**Written exercise:** What follows is a set of entries. Give them again exactly, without the pictures.

** START OF Task inputs **

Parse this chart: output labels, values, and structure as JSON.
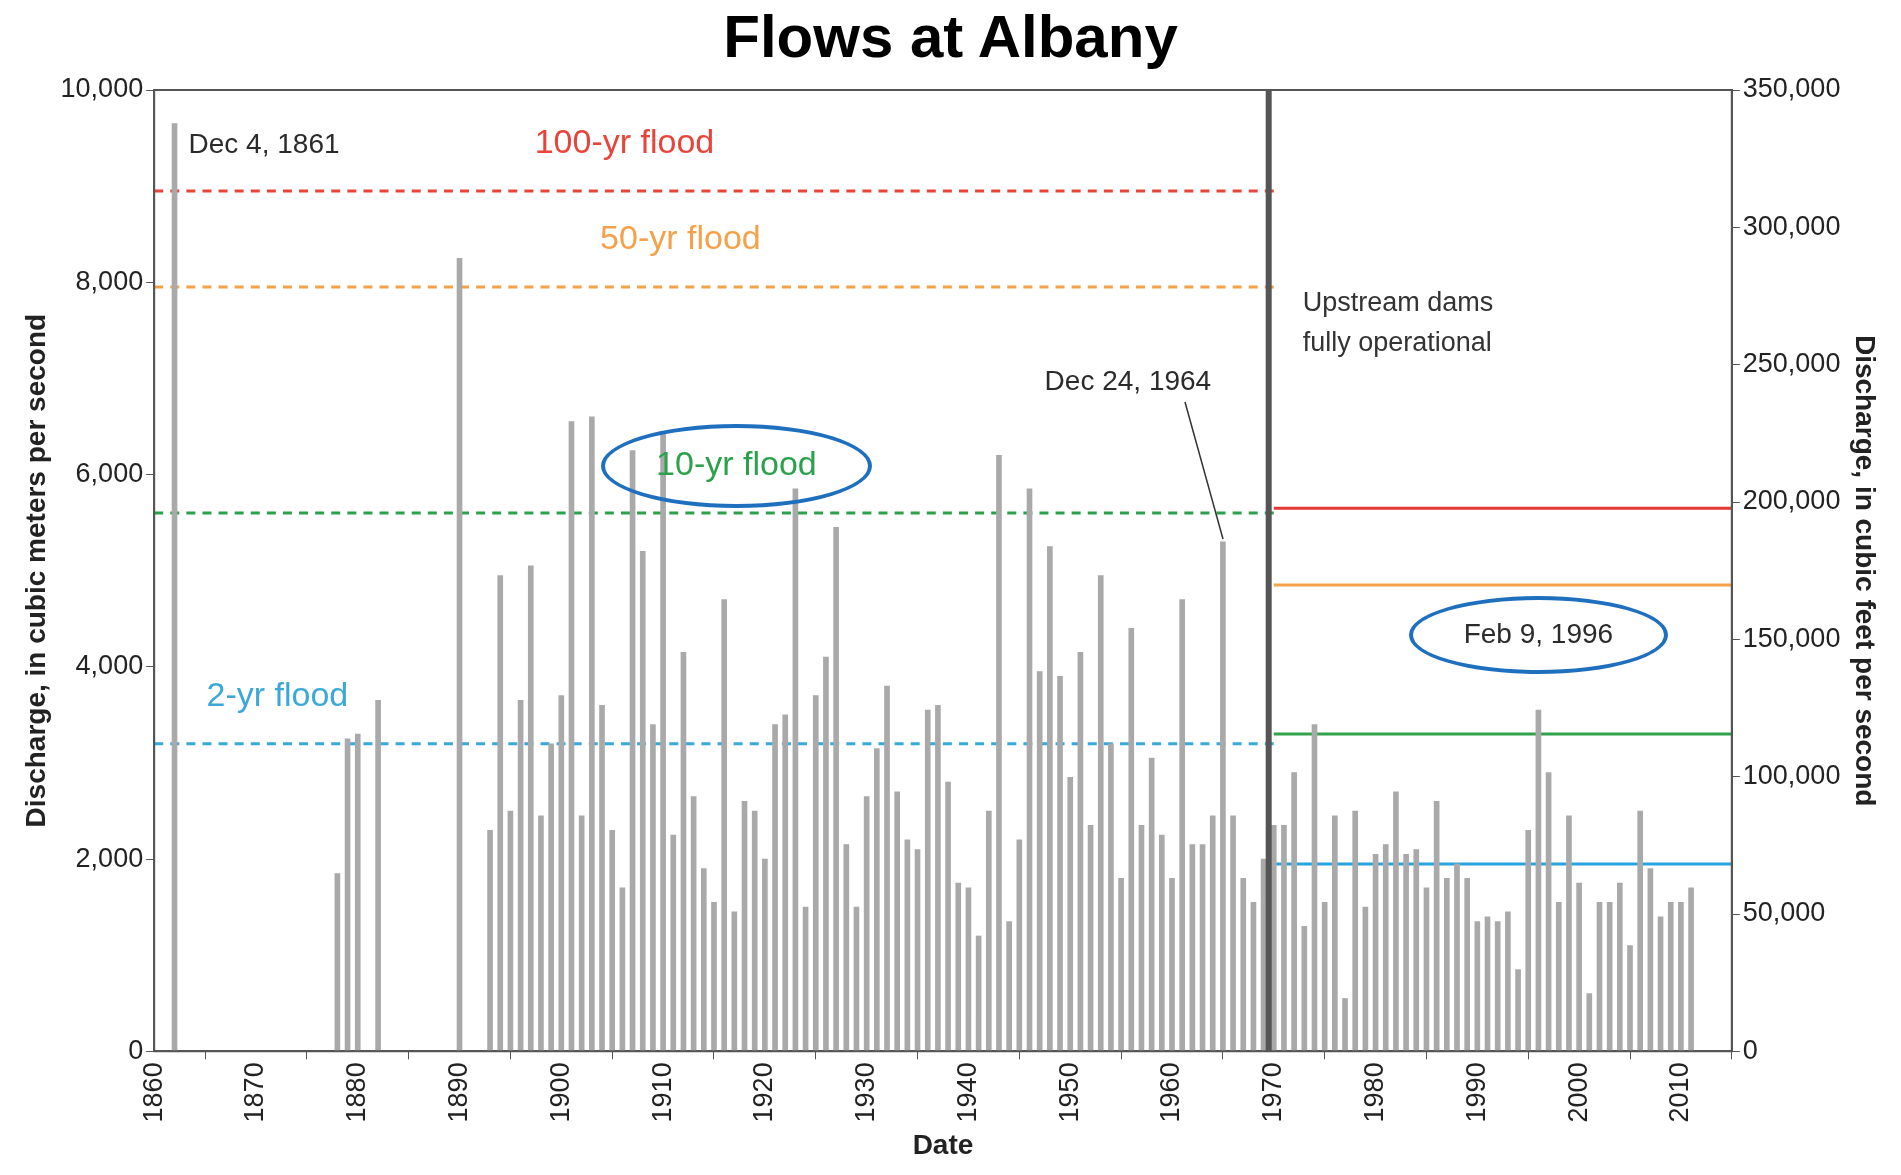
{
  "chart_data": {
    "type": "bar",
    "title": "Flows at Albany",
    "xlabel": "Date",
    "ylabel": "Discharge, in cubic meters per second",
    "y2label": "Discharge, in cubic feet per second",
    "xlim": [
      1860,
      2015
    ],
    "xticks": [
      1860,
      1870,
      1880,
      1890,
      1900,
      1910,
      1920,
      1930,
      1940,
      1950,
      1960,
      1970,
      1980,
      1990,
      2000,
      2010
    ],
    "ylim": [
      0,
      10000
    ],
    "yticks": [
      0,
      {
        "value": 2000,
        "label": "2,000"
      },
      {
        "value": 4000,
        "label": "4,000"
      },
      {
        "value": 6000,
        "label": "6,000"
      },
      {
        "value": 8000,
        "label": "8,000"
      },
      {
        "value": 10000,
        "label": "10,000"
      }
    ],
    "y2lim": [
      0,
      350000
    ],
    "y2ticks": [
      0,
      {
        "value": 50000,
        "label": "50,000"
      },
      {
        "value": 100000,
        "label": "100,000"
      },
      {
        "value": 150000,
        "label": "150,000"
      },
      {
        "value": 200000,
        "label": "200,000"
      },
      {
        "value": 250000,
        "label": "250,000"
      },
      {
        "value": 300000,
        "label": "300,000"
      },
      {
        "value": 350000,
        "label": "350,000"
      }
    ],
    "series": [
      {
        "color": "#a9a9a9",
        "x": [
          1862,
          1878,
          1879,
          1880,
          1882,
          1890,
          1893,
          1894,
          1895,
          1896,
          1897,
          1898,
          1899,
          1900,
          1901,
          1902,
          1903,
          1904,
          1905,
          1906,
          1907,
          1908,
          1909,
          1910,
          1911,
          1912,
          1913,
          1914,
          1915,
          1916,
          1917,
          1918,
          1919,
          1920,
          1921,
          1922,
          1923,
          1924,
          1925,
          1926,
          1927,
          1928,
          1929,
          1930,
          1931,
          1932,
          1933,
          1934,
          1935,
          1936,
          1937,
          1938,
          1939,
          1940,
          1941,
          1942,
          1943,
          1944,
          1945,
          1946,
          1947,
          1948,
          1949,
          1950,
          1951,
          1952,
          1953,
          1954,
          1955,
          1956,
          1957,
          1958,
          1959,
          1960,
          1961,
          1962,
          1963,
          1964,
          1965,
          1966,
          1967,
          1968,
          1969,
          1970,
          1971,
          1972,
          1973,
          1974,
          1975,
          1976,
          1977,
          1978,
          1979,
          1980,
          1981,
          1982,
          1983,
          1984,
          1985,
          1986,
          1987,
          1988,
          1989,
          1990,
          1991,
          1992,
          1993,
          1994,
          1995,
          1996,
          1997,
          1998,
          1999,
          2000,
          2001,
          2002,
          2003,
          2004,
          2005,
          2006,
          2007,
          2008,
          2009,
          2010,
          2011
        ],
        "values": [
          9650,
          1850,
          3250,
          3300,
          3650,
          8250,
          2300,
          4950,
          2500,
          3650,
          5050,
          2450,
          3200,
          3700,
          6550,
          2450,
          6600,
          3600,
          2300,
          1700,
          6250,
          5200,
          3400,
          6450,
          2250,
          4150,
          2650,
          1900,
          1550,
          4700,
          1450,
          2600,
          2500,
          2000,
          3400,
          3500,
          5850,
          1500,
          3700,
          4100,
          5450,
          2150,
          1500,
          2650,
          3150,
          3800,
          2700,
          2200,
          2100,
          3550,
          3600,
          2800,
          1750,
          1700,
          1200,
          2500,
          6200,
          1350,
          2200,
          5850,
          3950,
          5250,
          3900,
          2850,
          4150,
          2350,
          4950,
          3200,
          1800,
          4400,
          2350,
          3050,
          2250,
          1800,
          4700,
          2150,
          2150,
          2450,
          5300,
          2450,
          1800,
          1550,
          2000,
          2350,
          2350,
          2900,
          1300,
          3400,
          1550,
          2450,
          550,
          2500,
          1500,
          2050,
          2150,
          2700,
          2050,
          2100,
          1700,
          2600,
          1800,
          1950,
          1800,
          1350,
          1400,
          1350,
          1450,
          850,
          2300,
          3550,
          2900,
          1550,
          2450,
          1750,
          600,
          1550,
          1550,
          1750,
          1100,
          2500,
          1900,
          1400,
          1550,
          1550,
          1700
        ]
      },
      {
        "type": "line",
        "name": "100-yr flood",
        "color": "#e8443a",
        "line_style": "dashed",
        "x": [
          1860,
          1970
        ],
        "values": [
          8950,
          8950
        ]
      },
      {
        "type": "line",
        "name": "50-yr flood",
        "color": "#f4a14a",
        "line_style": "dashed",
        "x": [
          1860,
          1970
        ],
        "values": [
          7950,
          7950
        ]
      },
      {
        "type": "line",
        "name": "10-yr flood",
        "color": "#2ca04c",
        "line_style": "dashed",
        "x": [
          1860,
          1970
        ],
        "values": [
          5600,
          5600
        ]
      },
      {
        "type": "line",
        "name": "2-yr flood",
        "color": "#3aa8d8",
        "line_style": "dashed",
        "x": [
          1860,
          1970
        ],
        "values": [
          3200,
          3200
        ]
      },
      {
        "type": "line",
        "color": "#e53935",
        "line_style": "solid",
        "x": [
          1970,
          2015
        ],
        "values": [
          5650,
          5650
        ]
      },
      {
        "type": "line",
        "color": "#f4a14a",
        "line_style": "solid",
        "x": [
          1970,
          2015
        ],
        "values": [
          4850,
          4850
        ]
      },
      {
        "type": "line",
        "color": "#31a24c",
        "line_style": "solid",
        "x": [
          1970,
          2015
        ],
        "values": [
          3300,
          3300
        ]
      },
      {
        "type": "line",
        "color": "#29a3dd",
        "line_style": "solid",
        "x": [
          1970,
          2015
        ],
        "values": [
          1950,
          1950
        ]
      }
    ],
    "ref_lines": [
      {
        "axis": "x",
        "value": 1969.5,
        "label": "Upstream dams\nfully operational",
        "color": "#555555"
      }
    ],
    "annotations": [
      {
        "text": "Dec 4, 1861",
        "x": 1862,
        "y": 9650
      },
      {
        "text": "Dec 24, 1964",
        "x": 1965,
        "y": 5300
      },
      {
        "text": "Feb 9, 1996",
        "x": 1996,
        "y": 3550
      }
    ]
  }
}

** END OF Task inputs **

**Task solution:**
Parse this chart: output labels, values, and structure as JSON.
{
  "chart_data": {
    "type": "bar",
    "title": "Flows at Albany",
    "xlabel": "Date",
    "ylabel": "Discharge, in cubic meters per second",
    "y2label": "Discharge, in cubic feet per second",
    "xlim": [
      1860,
      2015
    ],
    "xticks": [
      1860,
      1870,
      1880,
      1890,
      1900,
      1910,
      1920,
      1930,
      1940,
      1950,
      1960,
      1970,
      1980,
      1990,
      2000,
      2010
    ],
    "ylim": [
      0,
      10000
    ],
    "yticks": [
      0,
      {
        "value": 2000,
        "label": "2,000"
      },
      {
        "value": 4000,
        "label": "4,000"
      },
      {
        "value": 6000,
        "label": "6,000"
      },
      {
        "value": 8000,
        "label": "8,000"
      },
      {
        "value": 10000,
        "label": "10,000"
      }
    ],
    "y2lim": [
      0,
      350000
    ],
    "y2ticks": [
      0,
      {
        "value": 50000,
        "label": "50,000"
      },
      {
        "value": 100000,
        "label": "100,000"
      },
      {
        "value": 150000,
        "label": "150,000"
      },
      {
        "value": 200000,
        "label": "200,000"
      },
      {
        "value": 250000,
        "label": "250,000"
      },
      {
        "value": 300000,
        "label": "300,000"
      },
      {
        "value": 350000,
        "label": "350,000"
      }
    ],
    "series": [
      {
        "color": "#a9a9a9",
        "x": [
          1862,
          1878,
          1879,
          1880,
          1882,
          1890,
          1893,
          1894,
          1895,
          1896,
          1897,
          1898,
          1899,
          1900,
          1901,
          1902,
          1903,
          1904,
          1905,
          1906,
          1907,
          1908,
          1909,
          1910,
          1911,
          1912,
          1913,
          1914,
          1915,
          1916,
          1917,
          1918,
          1919,
          1920,
          1921,
          1922,
          1923,
          1924,
          1925,
          1926,
          1927,
          1928,
          1929,
          1930,
          1931,
          1932,
          1933,
          1934,
          1935,
          1936,
          1937,
          1938,
          1939,
          1940,
          1941,
          1942,
          1943,
          1944,
          1945,
          1946,
          1947,
          1948,
          1949,
          1950,
          1951,
          1952,
          1953,
          1954,
          1955,
          1956,
          1957,
          1958,
          1959,
          1960,
          1961,
          1962,
          1963,
          1964,
          1965,
          1966,
          1967,
          1968,
          1969,
          1970,
          1971,
          1972,
          1973,
          1974,
          1975,
          1976,
          1977,
          1978,
          1979,
          1980,
          1981,
          1982,
          1983,
          1984,
          1985,
          1986,
          1987,
          1988,
          1989,
          1990,
          1991,
          1992,
          1993,
          1994,
          1995,
          1996,
          1997,
          1998,
          1999,
          2000,
          2001,
          2002,
          2003,
          2004,
          2005,
          2006,
          2007,
          2008,
          2009,
          2010,
          2011
        ],
        "values": [
          9650,
          1850,
          3250,
          3300,
          3650,
          8250,
          2300,
          4950,
          2500,
          3650,
          5050,
          2450,
          3200,
          3700,
          6550,
          2450,
          6600,
          3600,
          2300,
          1700,
          6250,
          5200,
          3400,
          6450,
          2250,
          4150,
          2650,
          1900,
          1550,
          4700,
          1450,
          2600,
          2500,
          2000,
          3400,
          3500,
          5850,
          1500,
          3700,
          4100,
          5450,
          2150,
          1500,
          2650,
          3150,
          3800,
          2700,
          2200,
          2100,
          3550,
          3600,
          2800,
          1750,
          1700,
          1200,
          2500,
          6200,
          1350,
          2200,
          5850,
          3950,
          5250,
          3900,
          2850,
          4150,
          2350,
          4950,
          3200,
          1800,
          4400,
          2350,
          3050,
          2250,
          1800,
          4700,
          2150,
          2150,
          2450,
          5300,
          2450,
          1800,
          1550,
          2000,
          2350,
          2350,
          2900,
          1300,
          3400,
          1550,
          2450,
          550,
          2500,
          1500,
          2050,
          2150,
          2700,
          2050,
          2100,
          1700,
          2600,
          1800,
          1950,
          1800,
          1350,
          1400,
          1350,
          1450,
          850,
          2300,
          3550,
          2900,
          1550,
          2450,
          1750,
          600,
          1550,
          1550,
          1750,
          1100,
          2500,
          1900,
          1400,
          1550,
          1550,
          1700
        ]
      },
      {
        "type": "line",
        "name": "100-yr flood",
        "color": "#e8443a",
        "line_style": "dashed",
        "x": [
          1860,
          1970
        ],
        "values": [
          8950,
          8950
        ]
      },
      {
        "type": "line",
        "name": "50-yr flood",
        "color": "#f4a14a",
        "line_style": "dashed",
        "x": [
          1860,
          1970
        ],
        "values": [
          7950,
          7950
        ]
      },
      {
        "type": "line",
        "name": "10-yr flood",
        "color": "#2ca04c",
        "line_style": "dashed",
        "x": [
          1860,
          1970
        ],
        "values": [
          5600,
          5600
        ]
      },
      {
        "type": "line",
        "name": "2-yr flood",
        "color": "#3aa8d8",
        "line_style": "dashed",
        "x": [
          1860,
          1970
        ],
        "values": [
          3200,
          3200
        ]
      },
      {
        "type": "line",
        "color": "#e53935",
        "line_style": "solid",
        "x": [
          1970,
          2015
        ],
        "values": [
          5650,
          5650
        ]
      },
      {
        "type": "line",
        "color": "#f4a14a",
        "line_style": "solid",
        "x": [
          1970,
          2015
        ],
        "values": [
          4850,
          4850
        ]
      },
      {
        "type": "line",
        "color": "#31a24c",
        "line_style": "solid",
        "x": [
          1970,
          2015
        ],
        "values": [
          3300,
          3300
        ]
      },
      {
        "type": "line",
        "color": "#29a3dd",
        "line_style": "solid",
        "x": [
          1970,
          2015
        ],
        "values": [
          1950,
          1950
        ]
      }
    ],
    "ref_lines": [
      {
        "axis": "x",
        "value": 1969.5,
        "label": "Upstream dams\nfully operational",
        "color": "#555555"
      }
    ],
    "annotations": [
      {
        "text": "Dec 4, 1861",
        "x": 1862,
        "y": 9650
      },
      {
        "text": "Dec 24, 1964",
        "x": 1965,
        "y": 5300
      },
      {
        "text": "Feb 9, 1996",
        "x": 1996,
        "y": 3550
      }
    ]
  }
}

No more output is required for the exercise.